[Figure record extracts]

* Start *

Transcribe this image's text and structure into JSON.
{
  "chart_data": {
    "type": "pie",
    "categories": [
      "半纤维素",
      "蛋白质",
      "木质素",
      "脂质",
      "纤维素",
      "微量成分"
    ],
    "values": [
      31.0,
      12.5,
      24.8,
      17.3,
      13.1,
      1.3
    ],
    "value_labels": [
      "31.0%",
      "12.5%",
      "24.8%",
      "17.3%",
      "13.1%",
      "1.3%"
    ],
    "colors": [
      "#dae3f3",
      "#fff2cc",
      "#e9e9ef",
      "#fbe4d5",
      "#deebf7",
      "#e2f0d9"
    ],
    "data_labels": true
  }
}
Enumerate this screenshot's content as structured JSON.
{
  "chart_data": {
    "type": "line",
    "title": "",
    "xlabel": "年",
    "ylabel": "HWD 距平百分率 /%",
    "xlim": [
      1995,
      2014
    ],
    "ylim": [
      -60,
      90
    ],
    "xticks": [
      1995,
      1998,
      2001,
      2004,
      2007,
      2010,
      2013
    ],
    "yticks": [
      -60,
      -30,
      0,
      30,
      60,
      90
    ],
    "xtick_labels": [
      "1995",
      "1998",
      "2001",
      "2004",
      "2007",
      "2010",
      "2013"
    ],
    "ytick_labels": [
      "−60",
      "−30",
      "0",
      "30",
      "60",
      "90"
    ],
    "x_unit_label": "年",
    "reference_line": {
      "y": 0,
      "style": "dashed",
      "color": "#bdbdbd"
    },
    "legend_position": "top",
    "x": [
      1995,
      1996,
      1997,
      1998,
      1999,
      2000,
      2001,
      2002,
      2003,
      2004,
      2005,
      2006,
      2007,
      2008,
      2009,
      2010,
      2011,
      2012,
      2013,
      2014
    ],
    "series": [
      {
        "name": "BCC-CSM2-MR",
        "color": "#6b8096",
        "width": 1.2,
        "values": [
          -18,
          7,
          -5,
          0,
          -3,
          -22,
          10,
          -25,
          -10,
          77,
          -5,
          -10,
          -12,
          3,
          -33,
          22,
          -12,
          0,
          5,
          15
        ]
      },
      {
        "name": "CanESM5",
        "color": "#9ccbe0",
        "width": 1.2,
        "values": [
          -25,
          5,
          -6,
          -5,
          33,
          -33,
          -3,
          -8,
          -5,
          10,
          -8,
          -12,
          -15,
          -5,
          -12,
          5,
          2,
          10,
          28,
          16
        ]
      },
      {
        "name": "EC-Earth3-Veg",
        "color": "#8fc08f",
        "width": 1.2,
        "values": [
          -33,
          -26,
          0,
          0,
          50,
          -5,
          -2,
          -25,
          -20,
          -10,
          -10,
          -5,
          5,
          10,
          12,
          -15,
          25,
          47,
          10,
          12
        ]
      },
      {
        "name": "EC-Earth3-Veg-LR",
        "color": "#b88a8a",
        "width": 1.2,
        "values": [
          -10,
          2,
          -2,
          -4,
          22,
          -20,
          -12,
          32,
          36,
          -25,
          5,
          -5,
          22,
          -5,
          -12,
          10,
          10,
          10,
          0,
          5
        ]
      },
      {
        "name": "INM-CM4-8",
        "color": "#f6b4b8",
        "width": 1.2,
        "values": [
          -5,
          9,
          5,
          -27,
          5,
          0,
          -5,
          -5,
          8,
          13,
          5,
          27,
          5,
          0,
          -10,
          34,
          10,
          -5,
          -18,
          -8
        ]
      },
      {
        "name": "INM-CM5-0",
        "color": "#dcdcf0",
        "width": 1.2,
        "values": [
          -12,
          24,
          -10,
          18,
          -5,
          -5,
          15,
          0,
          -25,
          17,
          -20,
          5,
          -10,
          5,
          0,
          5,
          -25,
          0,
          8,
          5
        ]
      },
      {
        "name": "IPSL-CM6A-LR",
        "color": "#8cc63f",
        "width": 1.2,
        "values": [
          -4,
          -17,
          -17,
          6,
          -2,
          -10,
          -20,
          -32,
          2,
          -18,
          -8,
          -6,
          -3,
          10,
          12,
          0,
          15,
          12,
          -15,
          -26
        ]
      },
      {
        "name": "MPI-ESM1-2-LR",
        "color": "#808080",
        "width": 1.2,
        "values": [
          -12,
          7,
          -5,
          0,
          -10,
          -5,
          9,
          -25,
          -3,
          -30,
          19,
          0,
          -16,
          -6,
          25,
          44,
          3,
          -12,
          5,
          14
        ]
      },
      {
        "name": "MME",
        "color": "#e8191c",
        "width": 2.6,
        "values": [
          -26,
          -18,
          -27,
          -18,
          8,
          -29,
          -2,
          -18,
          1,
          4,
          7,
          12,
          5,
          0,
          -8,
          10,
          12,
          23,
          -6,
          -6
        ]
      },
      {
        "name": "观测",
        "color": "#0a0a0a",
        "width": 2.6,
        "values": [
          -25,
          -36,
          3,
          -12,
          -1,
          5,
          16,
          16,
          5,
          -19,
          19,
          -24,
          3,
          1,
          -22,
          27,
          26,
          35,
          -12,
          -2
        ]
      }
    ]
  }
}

* End *

_AIM OF THE TASK_. Copy out each record from above, exactly.

_OUTPUT FOR THIS EXERCISE_.
Transcribe this image's text and structure into JSON.
{
  "chart_data": {
    "type": "pie",
    "categories": [
      "半纤维素",
      "蛋白质",
      "木质素",
      "脂质",
      "纤维素",
      "微量成分"
    ],
    "values": [
      31.0,
      12.5,
      24.8,
      17.3,
      13.1,
      1.3
    ],
    "value_labels": [
      "31.0%",
      "12.5%",
      "24.8%",
      "17.3%",
      "13.1%",
      "1.3%"
    ],
    "colors": [
      "#dae3f3",
      "#fff2cc",
      "#e9e9ef",
      "#fbe4d5",
      "#deebf7",
      "#e2f0d9"
    ],
    "data_labels": true
  }
}
Enumerate this screenshot's content as structured JSON.
{
  "chart_data": {
    "type": "line",
    "title": "",
    "xlabel": "年",
    "ylabel": "HWD 距平百分率 /%",
    "xlim": [
      1995,
      2014
    ],
    "ylim": [
      -60,
      90
    ],
    "xticks": [
      1995,
      1998,
      2001,
      2004,
      2007,
      2010,
      2013
    ],
    "yticks": [
      -60,
      -30,
      0,
      30,
      60,
      90
    ],
    "xtick_labels": [
      "1995",
      "1998",
      "2001",
      "2004",
      "2007",
      "2010",
      "2013"
    ],
    "ytick_labels": [
      "−60",
      "−30",
      "0",
      "30",
      "60",
      "90"
    ],
    "x_unit_label": "年",
    "reference_line": {
      "y": 0,
      "style": "dashed",
      "color": "#bdbdbd"
    },
    "legend_position": "top",
    "x": [
      1995,
      1996,
      1997,
      1998,
      1999,
      2000,
      2001,
      2002,
      2003,
      2004,
      2005,
      2006,
      2007,
      2008,
      2009,
      2010,
      2011,
      2012,
      2013,
      2014
    ],
    "series": [
      {
        "name": "BCC-CSM2-MR",
        "color": "#6b8096",
        "width": 1.2,
        "values": [
          -18,
          7,
          -5,
          0,
          -3,
          -22,
          10,
          -25,
          -10,
          77,
          -5,
          -10,
          -12,
          3,
          -33,
          22,
          -12,
          0,
          5,
          15
        ]
      },
      {
        "name": "CanESM5",
        "color": "#9ccbe0",
        "width": 1.2,
        "values": [
          -25,
          5,
          -6,
          -5,
          33,
          -33,
          -3,
          -8,
          -5,
          10,
          -8,
          -12,
          -15,
          -5,
          -12,
          5,
          2,
          10,
          28,
          16
        ]
      },
      {
        "name": "EC-Earth3-Veg",
        "color": "#8fc08f",
        "width": 1.2,
        "values": [
          -33,
          -26,
          0,
          0,
          50,
          -5,
          -2,
          -25,
          -20,
          -10,
          -10,
          -5,
          5,
          10,
          12,
          -15,
          25,
          47,
          10,
          12
        ]
      },
      {
        "name": "EC-Earth3-Veg-LR",
        "color": "#b88a8a",
        "width": 1.2,
        "values": [
          -10,
          2,
          -2,
          -4,
          22,
          -20,
          -12,
          32,
          36,
          -25,
          5,
          -5,
          22,
          -5,
          -12,
          10,
          10,
          10,
          0,
          5
        ]
      },
      {
        "name": "INM-CM4-8",
        "color": "#f6b4b8",
        "width": 1.2,
        "values": [
          -5,
          9,
          5,
          -27,
          5,
          0,
          -5,
          -5,
          8,
          13,
          5,
          27,
          5,
          0,
          -10,
          34,
          10,
          -5,
          -18,
          -8
        ]
      },
      {
        "name": "INM-CM5-0",
        "color": "#dcdcf0",
        "width": 1.2,
        "values": [
          -12,
          24,
          -10,
          18,
          -5,
          -5,
          15,
          0,
          -25,
          17,
          -20,
          5,
          -10,
          5,
          0,
          5,
          -25,
          0,
          8,
          5
        ]
      },
      {
        "name": "IPSL-CM6A-LR",
        "color": "#8cc63f",
        "width": 1.2,
        "values": [
          -4,
          -17,
          -17,
          6,
          -2,
          -10,
          -20,
          -32,
          2,
          -18,
          -8,
          -6,
          -3,
          10,
          12,
          0,
          15,
          12,
          -15,
          -26
        ]
      },
      {
        "name": "MPI-ESM1-2-LR",
        "color": "#808080",
        "width": 1.2,
        "values": [
          -12,
          7,
          -5,
          0,
          -10,
          -5,
          9,
          -25,
          -3,
          -30,
          19,
          0,
          -16,
          -6,
          25,
          44,
          3,
          -12,
          5,
          14
        ]
      },
      {
        "name": "MME",
        "color": "#e8191c",
        "width": 2.6,
        "values": [
          -26,
          -18,
          -27,
          -18,
          8,
          -29,
          -2,
          -18,
          1,
          4,
          7,
          12,
          5,
          0,
          -8,
          10,
          12,
          23,
          -6,
          -6
        ]
      },
      {
        "name": "观测",
        "color": "#0a0a0a",
        "width": 2.6,
        "values": [
          -25,
          -36,
          3,
          -12,
          -1,
          5,
          16,
          16,
          5,
          -19,
          19,
          -24,
          3,
          1,
          -22,
          27,
          26,
          35,
          -12,
          -2
        ]
      }
    ]
  }
}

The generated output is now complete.